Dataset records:
-- start --

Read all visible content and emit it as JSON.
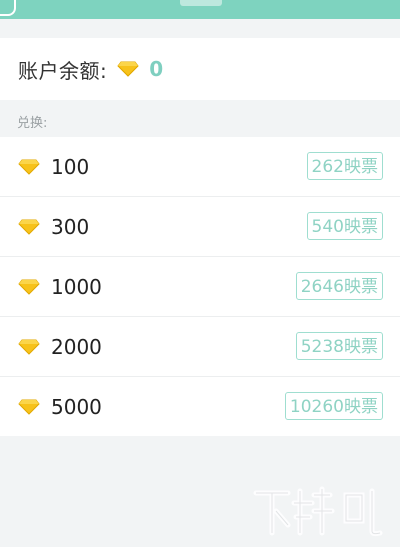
{
  "balance": {
    "label": "账户余额:",
    "value": "0",
    "icon": "diamond-icon"
  },
  "section": {
    "title": "兑换:"
  },
  "exchange": {
    "items": [
      {
        "amount": "100",
        "price": "262映票"
      },
      {
        "amount": "300",
        "price": "540映票"
      },
      {
        "amount": "1000",
        "price": "2646映票"
      },
      {
        "amount": "2000",
        "price": "5238映票"
      },
      {
        "amount": "5000",
        "price": "10260映票"
      }
    ]
  },
  "colors": {
    "accent": "#7ed3bf",
    "gem": "#f5b800",
    "button_text": "#8fd3c4"
  }
}
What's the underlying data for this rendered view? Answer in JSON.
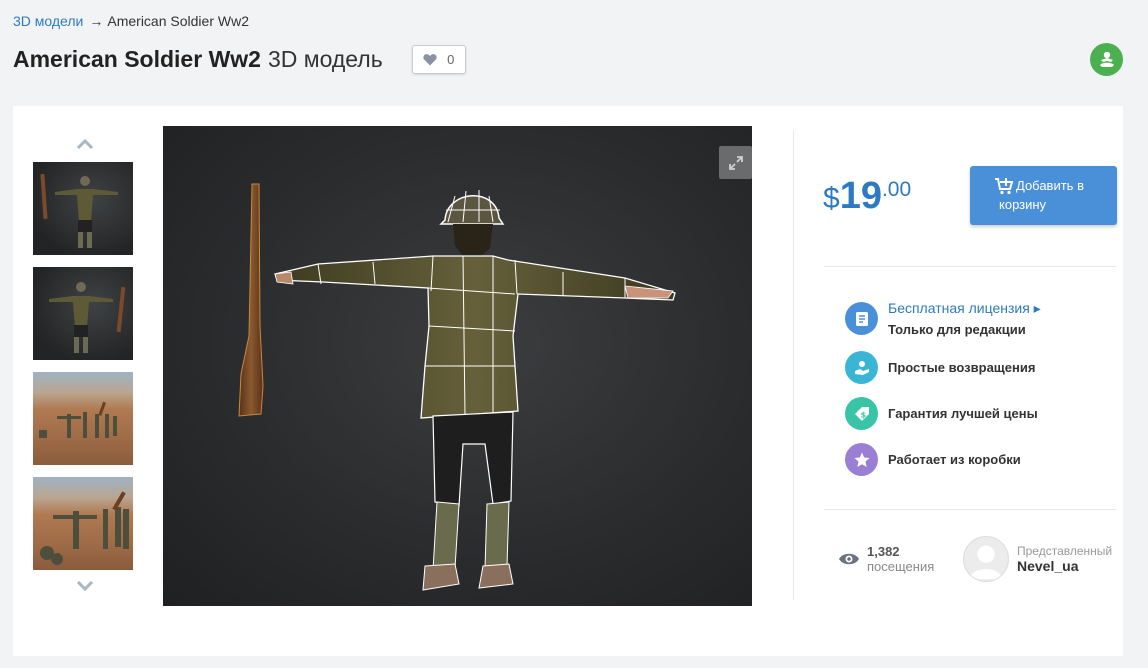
{
  "breadcrumb": {
    "parent": "3D модели",
    "arrow": "→",
    "current": "American Soldier Ww2"
  },
  "title": {
    "main": "American Soldier Ww2",
    "suffix": "3D модель"
  },
  "likes": {
    "count": "0"
  },
  "price": {
    "currency": "$",
    "integer": "19",
    "decimal": ".00"
  },
  "cart_button": {
    "line1": "Добавить в",
    "line2": "корзину"
  },
  "features": [
    {
      "icon": "document-icon",
      "link": "Бесплатная лицензия ▸",
      "label": "Только для редакции",
      "color": "#4a90d9"
    },
    {
      "icon": "hand-person-icon",
      "label": "Простые возвращения",
      "color": "#3bb5d6"
    },
    {
      "icon": "price-tag-icon",
      "label": "Гарантия лучшей цены",
      "color": "#39c4a8"
    },
    {
      "icon": "star-icon",
      "label": "Работает из коробки",
      "color": "#9b7fd4"
    }
  ],
  "stats": {
    "views": "1,382",
    "views_label": "посещения"
  },
  "author": {
    "label": "Представленный",
    "name": "Nevel_ua"
  },
  "colors": {
    "accent": "#2d7ac2",
    "button": "#4a90d9",
    "badge": "#4caf50"
  }
}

-- end --

● STATED GOAL:
Collect the complete line wherever the string "American" appears in the records.

● SOLUTION:
    "current": "American Soldier Ww2"
    "main": "American Soldier Ww2",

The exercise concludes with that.